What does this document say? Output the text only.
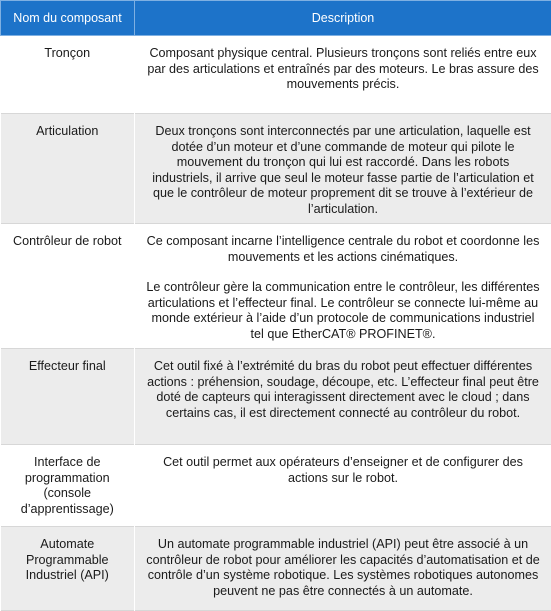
Nom du composant	Description
Tronçon	Composant physique central. Plusieurs tronçons sont reliés entre eux par des articulations et entraînés par des moteurs. Le bras assure des mouvements précis.

Articulation	Deux tronçons sont interconnectés par une articulation, laquelle est dotée d’un moteur et d’une commande de moteur qui pilote le mouvement du tronçon qui lui est raccordé. Dans les robots industriels, il arrive que seul le moteur fasse partie de l’articulation et que le contrôleur de moteur proprement dit se trouve à l’extérieur de l’articulation.

Contrôleur de robot	Ce composant incarne l’intelligence centrale du robot et coordonne les mouvements et les actions cinématiques.

Le contrôleur gère la communication entre le contrôleur, les différentes articulations et l’effecteur final. Le contrôleur se connecte lui-même au monde extérieur à l’aide d’un protocole de communications industriel tel que EtherCAT® PROFINET®.

Effecteur final	Cet outil fixé à l’extrémité du bras du robot peut effectuer différentes actions : préhension, soudage, découpe, etc. L’effecteur final peut être doté de capteurs qui interagissent directement avec le cloud ; dans certains cas, il est directement connecté au contrôleur du robot.

Interface de programmation (console d’apprentissage)	Cet outil permet aux opérateurs d’enseigner et de configurer des actions sur le robot.

Automate Programmable Industriel (API)	Un automate programmable industriel (API) peut être associé à un contrôleur de robot pour améliorer les capacités d’automatisation et de contrôle d’un système robotique. Les systèmes robotiques autonomes peuvent ne pas être connectés à un automate.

◆ **GOAL**
Using the records above, copy every line that has the word "actions" in it.

◆ **RESPONSE TO THIS TASK**
Contrôleur de robot	Ce composant incarne l’intelligence centrale du robot et coordonne les mouvements et les actions cinématiques.
Effecteur final	Cet outil fixé à l’extrémité du bras du robot peut effectuer différentes actions : préhension, soudage, découpe, etc. L’effecteur final peut être doté de capteurs qui interagissent directement avec le cloud ; dans certains cas, il est directement connecté au contrôleur du robot.
Interface de programmation (console d’apprentissage)	Cet outil permet aux opérateurs d’enseigner et de configurer des actions sur le robot.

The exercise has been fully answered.